[Extracted data entries]
++++++

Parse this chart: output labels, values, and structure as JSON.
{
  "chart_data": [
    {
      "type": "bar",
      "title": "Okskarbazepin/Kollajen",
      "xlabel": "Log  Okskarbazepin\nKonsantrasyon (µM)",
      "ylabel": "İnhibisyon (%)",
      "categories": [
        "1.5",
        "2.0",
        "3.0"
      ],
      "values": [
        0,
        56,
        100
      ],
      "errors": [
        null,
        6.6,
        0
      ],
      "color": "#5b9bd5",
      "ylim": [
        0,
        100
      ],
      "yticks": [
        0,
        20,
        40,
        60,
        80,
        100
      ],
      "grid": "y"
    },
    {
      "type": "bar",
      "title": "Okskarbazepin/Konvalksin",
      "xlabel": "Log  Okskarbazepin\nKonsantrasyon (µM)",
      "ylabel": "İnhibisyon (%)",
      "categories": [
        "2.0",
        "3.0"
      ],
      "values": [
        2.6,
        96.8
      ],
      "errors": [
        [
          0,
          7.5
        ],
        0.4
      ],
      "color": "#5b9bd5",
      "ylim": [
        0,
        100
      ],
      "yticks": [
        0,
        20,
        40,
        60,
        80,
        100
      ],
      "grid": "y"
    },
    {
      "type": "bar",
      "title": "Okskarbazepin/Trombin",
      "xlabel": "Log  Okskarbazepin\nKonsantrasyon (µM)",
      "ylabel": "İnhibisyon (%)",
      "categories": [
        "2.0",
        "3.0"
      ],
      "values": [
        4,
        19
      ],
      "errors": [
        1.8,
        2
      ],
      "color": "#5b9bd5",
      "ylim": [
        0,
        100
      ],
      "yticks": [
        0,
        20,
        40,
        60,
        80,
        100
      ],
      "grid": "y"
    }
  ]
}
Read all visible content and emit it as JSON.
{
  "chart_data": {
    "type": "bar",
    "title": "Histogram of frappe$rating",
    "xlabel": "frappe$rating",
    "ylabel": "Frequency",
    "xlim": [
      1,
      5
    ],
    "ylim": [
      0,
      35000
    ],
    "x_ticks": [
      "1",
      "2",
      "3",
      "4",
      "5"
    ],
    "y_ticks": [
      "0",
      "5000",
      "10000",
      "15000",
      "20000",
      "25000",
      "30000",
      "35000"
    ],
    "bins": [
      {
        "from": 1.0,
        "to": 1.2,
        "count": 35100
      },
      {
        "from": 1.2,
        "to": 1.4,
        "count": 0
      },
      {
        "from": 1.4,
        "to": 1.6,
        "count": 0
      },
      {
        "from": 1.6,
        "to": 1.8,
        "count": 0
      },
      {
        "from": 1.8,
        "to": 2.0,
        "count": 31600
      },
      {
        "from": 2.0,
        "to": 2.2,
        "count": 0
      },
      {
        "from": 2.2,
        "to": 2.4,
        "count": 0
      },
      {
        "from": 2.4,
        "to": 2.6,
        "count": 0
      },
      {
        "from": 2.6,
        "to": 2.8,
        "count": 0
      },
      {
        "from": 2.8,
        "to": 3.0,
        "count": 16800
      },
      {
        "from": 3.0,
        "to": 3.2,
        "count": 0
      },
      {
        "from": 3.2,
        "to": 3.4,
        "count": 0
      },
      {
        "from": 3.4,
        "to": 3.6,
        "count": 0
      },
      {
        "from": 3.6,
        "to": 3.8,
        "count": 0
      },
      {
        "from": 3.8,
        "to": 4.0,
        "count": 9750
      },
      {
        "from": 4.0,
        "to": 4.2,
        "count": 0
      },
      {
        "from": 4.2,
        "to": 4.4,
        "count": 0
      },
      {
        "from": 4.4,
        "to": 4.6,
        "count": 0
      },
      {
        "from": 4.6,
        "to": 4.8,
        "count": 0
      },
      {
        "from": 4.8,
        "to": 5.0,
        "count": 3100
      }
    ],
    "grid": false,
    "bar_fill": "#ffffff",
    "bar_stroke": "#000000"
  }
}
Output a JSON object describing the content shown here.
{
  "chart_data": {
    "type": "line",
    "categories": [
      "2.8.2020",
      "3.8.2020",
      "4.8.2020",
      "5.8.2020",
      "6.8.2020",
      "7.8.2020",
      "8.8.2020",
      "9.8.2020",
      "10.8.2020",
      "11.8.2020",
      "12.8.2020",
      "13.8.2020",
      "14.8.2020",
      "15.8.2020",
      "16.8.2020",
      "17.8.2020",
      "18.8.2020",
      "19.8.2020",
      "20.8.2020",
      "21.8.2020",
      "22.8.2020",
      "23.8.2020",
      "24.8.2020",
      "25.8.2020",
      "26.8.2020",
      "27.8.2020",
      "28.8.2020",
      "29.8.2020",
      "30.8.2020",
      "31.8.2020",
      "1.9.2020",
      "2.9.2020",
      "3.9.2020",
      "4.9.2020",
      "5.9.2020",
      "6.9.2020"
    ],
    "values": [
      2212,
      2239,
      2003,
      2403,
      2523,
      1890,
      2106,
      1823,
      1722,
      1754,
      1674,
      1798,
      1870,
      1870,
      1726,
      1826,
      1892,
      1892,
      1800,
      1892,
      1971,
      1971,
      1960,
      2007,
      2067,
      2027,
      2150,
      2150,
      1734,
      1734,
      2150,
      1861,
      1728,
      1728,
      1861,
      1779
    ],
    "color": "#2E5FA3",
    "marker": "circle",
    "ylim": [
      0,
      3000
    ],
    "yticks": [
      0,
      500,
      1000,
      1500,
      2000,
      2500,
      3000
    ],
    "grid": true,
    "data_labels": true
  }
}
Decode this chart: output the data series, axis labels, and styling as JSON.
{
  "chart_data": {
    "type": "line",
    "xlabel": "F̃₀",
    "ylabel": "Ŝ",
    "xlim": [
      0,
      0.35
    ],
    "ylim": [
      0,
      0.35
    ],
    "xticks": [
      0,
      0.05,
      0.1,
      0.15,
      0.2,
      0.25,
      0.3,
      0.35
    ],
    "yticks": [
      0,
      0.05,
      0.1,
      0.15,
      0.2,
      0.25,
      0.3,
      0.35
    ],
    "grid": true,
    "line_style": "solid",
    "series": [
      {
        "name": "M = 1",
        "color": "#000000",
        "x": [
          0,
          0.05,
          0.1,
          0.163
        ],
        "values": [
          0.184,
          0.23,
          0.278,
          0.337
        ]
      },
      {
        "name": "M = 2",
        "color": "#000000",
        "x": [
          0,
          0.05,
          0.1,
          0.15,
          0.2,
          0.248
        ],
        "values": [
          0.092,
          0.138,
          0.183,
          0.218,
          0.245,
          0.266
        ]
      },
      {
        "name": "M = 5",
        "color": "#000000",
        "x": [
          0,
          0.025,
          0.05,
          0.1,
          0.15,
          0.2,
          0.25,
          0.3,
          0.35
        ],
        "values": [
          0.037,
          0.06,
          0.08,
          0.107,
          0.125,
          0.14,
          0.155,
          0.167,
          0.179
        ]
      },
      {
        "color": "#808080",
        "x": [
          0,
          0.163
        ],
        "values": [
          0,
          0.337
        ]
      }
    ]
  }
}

++++++

Requirement => What is the number of lines in the data that hold the word "content"? Reply with that number and nothing else.

Full answer => 2